** Begin GIVEN RECORDS **

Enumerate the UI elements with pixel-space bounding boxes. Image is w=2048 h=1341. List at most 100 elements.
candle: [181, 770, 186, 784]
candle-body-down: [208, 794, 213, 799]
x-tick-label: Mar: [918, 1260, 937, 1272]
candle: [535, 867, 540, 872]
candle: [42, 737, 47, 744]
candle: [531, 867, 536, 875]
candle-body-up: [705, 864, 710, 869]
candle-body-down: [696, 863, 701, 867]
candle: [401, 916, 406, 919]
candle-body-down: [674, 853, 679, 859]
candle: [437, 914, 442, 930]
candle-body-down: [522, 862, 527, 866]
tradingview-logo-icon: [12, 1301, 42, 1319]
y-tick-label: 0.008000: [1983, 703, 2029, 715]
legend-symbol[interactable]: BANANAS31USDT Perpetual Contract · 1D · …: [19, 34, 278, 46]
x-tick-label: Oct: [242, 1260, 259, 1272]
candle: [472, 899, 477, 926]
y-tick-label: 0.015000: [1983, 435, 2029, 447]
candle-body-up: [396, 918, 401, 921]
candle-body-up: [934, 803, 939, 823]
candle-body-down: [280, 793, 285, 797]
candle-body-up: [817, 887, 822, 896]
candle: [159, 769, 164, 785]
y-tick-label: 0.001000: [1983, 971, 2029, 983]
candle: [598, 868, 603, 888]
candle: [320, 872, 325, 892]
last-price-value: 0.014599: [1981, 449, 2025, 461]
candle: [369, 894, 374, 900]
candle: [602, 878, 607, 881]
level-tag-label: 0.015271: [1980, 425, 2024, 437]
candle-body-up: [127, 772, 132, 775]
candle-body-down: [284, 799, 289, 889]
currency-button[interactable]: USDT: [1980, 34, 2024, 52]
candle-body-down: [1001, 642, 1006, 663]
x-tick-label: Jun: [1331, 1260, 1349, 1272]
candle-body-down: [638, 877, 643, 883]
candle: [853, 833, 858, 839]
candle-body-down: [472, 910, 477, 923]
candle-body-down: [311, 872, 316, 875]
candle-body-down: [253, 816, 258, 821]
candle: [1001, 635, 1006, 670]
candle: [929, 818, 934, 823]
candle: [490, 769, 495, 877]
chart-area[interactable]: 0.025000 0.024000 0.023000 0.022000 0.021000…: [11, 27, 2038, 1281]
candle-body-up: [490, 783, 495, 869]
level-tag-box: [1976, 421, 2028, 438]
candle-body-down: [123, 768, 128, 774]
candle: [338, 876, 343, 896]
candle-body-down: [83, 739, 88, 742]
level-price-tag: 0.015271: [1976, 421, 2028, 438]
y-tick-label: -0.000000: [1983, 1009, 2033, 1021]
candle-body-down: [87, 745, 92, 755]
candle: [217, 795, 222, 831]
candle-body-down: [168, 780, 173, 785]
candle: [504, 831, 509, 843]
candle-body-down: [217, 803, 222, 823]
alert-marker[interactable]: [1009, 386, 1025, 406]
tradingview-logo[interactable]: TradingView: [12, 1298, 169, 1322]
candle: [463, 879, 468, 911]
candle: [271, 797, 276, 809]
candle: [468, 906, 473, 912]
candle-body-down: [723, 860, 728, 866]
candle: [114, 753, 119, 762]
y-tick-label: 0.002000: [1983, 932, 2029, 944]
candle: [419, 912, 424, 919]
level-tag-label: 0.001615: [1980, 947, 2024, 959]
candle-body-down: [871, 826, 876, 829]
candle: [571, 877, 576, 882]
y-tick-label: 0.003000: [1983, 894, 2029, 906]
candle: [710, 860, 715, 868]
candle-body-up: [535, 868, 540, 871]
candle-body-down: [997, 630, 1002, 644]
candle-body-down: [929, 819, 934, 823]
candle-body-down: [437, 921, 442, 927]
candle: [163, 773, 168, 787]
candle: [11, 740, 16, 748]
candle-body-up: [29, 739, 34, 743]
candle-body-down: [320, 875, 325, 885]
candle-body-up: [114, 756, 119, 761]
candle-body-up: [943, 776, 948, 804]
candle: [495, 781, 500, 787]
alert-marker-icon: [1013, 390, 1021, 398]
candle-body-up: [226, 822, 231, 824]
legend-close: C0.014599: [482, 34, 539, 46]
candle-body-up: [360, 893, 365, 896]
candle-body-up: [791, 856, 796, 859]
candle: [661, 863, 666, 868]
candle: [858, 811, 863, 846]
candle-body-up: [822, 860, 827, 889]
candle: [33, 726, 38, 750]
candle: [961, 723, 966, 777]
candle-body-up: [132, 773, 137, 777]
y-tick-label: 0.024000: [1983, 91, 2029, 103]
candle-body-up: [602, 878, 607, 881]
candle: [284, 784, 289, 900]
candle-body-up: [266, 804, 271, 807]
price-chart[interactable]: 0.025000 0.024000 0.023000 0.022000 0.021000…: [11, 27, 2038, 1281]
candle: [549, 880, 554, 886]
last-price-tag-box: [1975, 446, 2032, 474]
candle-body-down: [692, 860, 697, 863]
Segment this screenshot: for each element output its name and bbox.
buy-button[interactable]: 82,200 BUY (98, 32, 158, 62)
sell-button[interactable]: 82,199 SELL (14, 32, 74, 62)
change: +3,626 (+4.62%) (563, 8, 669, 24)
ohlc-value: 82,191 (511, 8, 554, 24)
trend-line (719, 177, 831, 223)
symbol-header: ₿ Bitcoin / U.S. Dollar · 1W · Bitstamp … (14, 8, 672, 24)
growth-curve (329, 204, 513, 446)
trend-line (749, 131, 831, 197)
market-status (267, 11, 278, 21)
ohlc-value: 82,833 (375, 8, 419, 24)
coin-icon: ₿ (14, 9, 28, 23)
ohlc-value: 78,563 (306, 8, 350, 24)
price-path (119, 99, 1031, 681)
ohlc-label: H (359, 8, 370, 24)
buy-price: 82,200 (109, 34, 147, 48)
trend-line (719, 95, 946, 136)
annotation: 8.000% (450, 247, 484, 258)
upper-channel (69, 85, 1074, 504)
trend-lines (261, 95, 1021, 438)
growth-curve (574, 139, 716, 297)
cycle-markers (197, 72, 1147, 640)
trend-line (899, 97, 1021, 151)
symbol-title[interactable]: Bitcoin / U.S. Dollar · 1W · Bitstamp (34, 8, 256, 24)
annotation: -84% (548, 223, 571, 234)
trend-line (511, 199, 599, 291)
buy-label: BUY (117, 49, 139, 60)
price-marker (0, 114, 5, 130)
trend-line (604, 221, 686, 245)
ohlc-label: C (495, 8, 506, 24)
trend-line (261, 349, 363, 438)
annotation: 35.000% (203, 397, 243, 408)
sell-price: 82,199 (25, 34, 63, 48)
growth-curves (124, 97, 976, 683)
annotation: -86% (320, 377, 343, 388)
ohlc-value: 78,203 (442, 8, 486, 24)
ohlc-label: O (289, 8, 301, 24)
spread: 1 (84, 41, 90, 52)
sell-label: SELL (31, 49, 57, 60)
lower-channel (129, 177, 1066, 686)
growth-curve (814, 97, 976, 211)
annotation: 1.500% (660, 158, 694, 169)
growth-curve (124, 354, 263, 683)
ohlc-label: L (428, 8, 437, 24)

** End GIVEN RECORDS **

_WRITTEN PROBLEM_
Copy the data again, switching every "annotation" to "note" and leaving the rest untouched.

_ANSWER TO THE PROBLEM_
Enumerate the UI elements with pixel-space bounding boxes. Image is w=2048 h=1341. List at most 100 elements.
candle: [181, 770, 186, 784]
candle-body-down: [208, 794, 213, 799]
x-tick-label: Mar: [918, 1260, 937, 1272]
candle: [535, 867, 540, 872]
candle: [42, 737, 47, 744]
candle: [531, 867, 536, 875]
candle-body-up: [705, 864, 710, 869]
candle-body-down: [696, 863, 701, 867]
candle: [401, 916, 406, 919]
candle-body-down: [674, 853, 679, 859]
candle: [437, 914, 442, 930]
candle-body-down: [522, 862, 527, 866]
tradingview-logo-icon: [12, 1301, 42, 1319]
y-tick-label: 0.008000: [1983, 703, 2029, 715]
legend-symbol[interactable]: BANANAS31USDT Perpetual Contract · 1D · …: [19, 34, 278, 46]
x-tick-label: Oct: [242, 1260, 259, 1272]
candle: [472, 899, 477, 926]
y-tick-label: 0.015000: [1983, 435, 2029, 447]
candle-body-up: [396, 918, 401, 921]
candle-body-up: [934, 803, 939, 823]
candle-body-down: [280, 793, 285, 797]
candle-body-up: [817, 887, 822, 896]
candle: [159, 769, 164, 785]
y-tick-label: 0.001000: [1983, 971, 2029, 983]
candle: [598, 868, 603, 888]
candle: [320, 872, 325, 892]
last-price-value: 0.014599: [1981, 449, 2025, 461]
candle: [369, 894, 374, 900]
candle: [602, 878, 607, 881]
level-tag-label: 0.015271: [1980, 425, 2024, 437]
candle-body-up: [127, 772, 132, 775]
candle-body-down: [284, 799, 289, 889]
currency-button[interactable]: USDT: [1980, 34, 2024, 52]
candle-body-down: [1001, 642, 1006, 663]
x-tick-label: Jun: [1331, 1260, 1349, 1272]
candle-body-down: [638, 877, 643, 883]
candle: [853, 833, 858, 839]
candle-body-down: [472, 910, 477, 923]
candle-body-down: [311, 872, 316, 875]
candle-body-down: [253, 816, 258, 821]
candle: [1001, 635, 1006, 670]
candle: [929, 818, 934, 823]
candle: [490, 769, 495, 877]
chart-area[interactable]: 0.025000 0.024000 0.023000 0.022000 0.021000…: [11, 27, 2038, 1281]
candle-body-up: [490, 783, 495, 869]
level-tag-box: [1976, 421, 2028, 438]
candle-body-down: [123, 768, 128, 774]
candle: [338, 876, 343, 896]
candle-body-down: [83, 739, 88, 742]
level-price-tag: 0.015271: [1976, 421, 2028, 438]
y-tick-label: -0.000000: [1983, 1009, 2033, 1021]
candle-body-down: [87, 745, 92, 755]
candle: [217, 795, 222, 831]
candle-body-down: [168, 780, 173, 785]
candle: [504, 831, 509, 843]
candle-body-down: [217, 803, 222, 823]
alert-marker[interactable]: [1009, 386, 1025, 406]
tradingview-logo[interactable]: TradingView: [12, 1298, 169, 1322]
candle: [463, 879, 468, 911]
candle: [271, 797, 276, 809]
candle: [468, 906, 473, 912]
candle-body-down: [723, 860, 728, 866]
candle: [114, 753, 119, 762]
y-tick-label: 0.002000: [1983, 932, 2029, 944]
candle: [419, 912, 424, 919]
level-tag-label: 0.001615: [1980, 947, 2024, 959]
candle-body-down: [871, 826, 876, 829]
candle: [571, 877, 576, 882]
y-tick-label: 0.003000: [1983, 894, 2029, 906]
candle: [710, 860, 715, 868]
candle-body-up: [535, 868, 540, 871]
candle-body-down: [997, 630, 1002, 644]
candle-body-down: [929, 819, 934, 823]
candle-body-down: [437, 921, 442, 927]
candle: [163, 773, 168, 787]
candle: [11, 740, 16, 748]
candle-body-up: [29, 739, 34, 743]
candle-body-down: [320, 875, 325, 885]
candle-body-up: [114, 756, 119, 761]
candle-body-up: [943, 776, 948, 804]
candle: [495, 781, 500, 787]
alert-marker-icon: [1013, 390, 1021, 398]
candle-body-up: [226, 822, 231, 824]
legend-close: C0.014599: [482, 34, 539, 46]
candle-body-up: [360, 893, 365, 896]
candle-body-up: [791, 856, 796, 859]
candle: [661, 863, 666, 868]
candle: [858, 811, 863, 846]
candle-body-up: [822, 860, 827, 889]
candle: [33, 726, 38, 750]
candle: [961, 723, 966, 777]
candle-body-up: [132, 773, 137, 777]
y-tick-label: 0.024000: [1983, 91, 2029, 103]
candle-body-up: [602, 878, 607, 881]
candle: [284, 784, 289, 900]
candle-body-up: [266, 804, 271, 807]
price-chart[interactable]: 0.025000 0.024000 0.023000 0.022000 0.021000…: [11, 27, 2038, 1281]
candle: [549, 880, 554, 886]
last-price-tag-box: [1975, 446, 2032, 474]
candle-body-down: [692, 860, 697, 863]
Segment this screenshot: for each element output its name and bbox.
buy-button[interactable]: 82,200 BUY (98, 32, 158, 62)
sell-button[interactable]: 82,199 SELL (14, 32, 74, 62)
change: +3,626 (+4.62%) (563, 8, 669, 24)
ohlc-value: 82,191 (511, 8, 554, 24)
trend-line (719, 177, 831, 223)
symbol-header: ₿ Bitcoin / U.S. Dollar · 1W · Bitstamp … (14, 8, 672, 24)
growth-curve (329, 204, 513, 446)
trend-line (749, 131, 831, 197)
market-status (267, 11, 278, 21)
ohlc-value: 82,833 (375, 8, 419, 24)
coin-icon: ₿ (14, 9, 28, 23)
ohlc-value: 78,563 (306, 8, 350, 24)
price-path (119, 99, 1031, 681)
ohlc-label: H (359, 8, 370, 24)
buy-price: 82,200 (109, 34, 147, 48)
trend-line (719, 95, 946, 136)
note: 8.000% (450, 247, 484, 258)
upper-channel (69, 85, 1074, 504)
trend-lines (261, 95, 1021, 438)
growth-curve (574, 139, 716, 297)
cycle-markers (197, 72, 1147, 640)
trend-line (899, 97, 1021, 151)
symbol-title[interactable]: Bitcoin / U.S. Dollar · 1W · Bitstamp (34, 8, 256, 24)
note: -84% (548, 223, 571, 234)
trend-line (511, 199, 599, 291)
buy-label: BUY (117, 49, 139, 60)
price-marker (0, 114, 5, 130)
trend-line (604, 221, 686, 245)
ohlc-label: C (495, 8, 506, 24)
trend-line (261, 349, 363, 438)
note: 35.000% (203, 397, 243, 408)
sell-price: 82,199 (25, 34, 63, 48)
growth-curves (124, 97, 976, 683)
note: -86% (320, 377, 343, 388)
ohlc-value: 78,203 (442, 8, 486, 24)
ohlc-label: O (289, 8, 301, 24)
spread: 1 (84, 41, 90, 52)
sell-label: SELL (31, 49, 57, 60)
lower-channel (129, 177, 1066, 686)
growth-curve (814, 97, 976, 211)
note: 1.500% (660, 158, 694, 169)
growth-curve (124, 354, 263, 683)
ohlc-label: L (428, 8, 437, 24)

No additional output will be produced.